WRITTEN EXERCISE —
Scan the data for "this" and copy the lines it appears in.

##### ENTRIES SHOWN #####

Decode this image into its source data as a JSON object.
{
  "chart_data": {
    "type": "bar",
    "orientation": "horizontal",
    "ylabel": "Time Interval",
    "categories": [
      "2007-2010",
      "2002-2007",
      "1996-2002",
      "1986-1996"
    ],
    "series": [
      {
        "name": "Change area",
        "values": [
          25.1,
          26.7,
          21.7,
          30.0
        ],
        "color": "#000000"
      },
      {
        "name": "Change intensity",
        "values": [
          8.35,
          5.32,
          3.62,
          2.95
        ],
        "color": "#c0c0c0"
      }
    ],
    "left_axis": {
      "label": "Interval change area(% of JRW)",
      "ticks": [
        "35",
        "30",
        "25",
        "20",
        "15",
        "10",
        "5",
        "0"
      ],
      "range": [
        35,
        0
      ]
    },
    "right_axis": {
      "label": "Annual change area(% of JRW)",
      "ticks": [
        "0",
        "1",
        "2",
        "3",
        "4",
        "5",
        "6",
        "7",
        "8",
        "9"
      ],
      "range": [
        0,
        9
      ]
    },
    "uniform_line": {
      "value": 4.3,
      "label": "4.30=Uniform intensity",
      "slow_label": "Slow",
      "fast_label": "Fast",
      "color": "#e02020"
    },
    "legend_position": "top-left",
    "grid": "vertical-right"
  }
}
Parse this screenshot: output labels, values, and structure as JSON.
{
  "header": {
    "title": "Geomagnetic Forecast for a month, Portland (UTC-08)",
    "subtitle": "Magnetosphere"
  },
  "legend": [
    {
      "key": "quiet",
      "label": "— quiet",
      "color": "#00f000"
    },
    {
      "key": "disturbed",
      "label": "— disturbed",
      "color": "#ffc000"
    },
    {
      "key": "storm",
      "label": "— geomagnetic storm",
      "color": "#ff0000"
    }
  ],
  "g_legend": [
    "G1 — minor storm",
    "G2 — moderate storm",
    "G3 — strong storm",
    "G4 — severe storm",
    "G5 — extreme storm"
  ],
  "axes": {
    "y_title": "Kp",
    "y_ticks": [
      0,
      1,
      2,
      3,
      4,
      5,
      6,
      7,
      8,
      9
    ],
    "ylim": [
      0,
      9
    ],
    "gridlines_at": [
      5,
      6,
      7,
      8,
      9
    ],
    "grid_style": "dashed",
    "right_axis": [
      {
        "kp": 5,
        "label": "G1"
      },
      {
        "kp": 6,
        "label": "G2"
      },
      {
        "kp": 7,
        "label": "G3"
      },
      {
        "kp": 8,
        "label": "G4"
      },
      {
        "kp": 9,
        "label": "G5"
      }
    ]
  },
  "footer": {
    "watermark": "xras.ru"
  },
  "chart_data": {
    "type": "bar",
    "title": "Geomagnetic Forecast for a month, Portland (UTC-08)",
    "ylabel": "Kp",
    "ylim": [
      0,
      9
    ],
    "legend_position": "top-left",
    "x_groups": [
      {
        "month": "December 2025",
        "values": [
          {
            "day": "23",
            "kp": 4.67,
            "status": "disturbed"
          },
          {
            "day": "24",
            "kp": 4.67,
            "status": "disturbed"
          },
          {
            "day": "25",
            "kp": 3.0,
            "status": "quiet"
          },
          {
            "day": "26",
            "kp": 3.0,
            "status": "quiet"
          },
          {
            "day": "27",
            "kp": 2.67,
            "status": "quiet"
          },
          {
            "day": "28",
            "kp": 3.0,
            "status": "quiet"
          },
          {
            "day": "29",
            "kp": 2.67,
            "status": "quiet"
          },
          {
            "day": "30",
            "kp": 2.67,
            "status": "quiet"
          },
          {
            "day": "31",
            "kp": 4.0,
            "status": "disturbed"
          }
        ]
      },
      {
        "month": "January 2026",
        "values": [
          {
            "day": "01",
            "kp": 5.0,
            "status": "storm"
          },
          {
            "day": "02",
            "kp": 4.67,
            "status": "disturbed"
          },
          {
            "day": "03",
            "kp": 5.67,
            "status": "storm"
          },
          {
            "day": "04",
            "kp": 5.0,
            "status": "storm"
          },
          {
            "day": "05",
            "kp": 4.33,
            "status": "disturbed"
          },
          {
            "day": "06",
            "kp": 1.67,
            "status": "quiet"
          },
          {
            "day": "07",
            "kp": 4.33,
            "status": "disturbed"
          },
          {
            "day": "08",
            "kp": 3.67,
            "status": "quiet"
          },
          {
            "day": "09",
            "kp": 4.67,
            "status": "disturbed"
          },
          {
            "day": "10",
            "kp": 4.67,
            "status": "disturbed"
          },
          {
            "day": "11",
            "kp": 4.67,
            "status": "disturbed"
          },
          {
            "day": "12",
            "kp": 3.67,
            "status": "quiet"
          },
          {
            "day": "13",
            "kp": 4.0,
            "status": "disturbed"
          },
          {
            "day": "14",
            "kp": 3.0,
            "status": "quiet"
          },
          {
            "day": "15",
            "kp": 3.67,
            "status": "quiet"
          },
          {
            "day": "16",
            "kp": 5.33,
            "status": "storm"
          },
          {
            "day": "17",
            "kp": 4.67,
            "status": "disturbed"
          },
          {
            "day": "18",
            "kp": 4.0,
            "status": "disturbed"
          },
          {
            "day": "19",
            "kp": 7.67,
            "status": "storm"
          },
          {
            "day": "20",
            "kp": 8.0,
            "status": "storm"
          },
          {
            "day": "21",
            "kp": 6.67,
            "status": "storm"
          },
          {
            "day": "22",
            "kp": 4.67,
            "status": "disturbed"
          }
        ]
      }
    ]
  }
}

#####

SOLUTION TO THE PROBLEM —
Decode this image into its source data as a JSON object.
Parse this screenshot: output labels, values, and structure as JSON.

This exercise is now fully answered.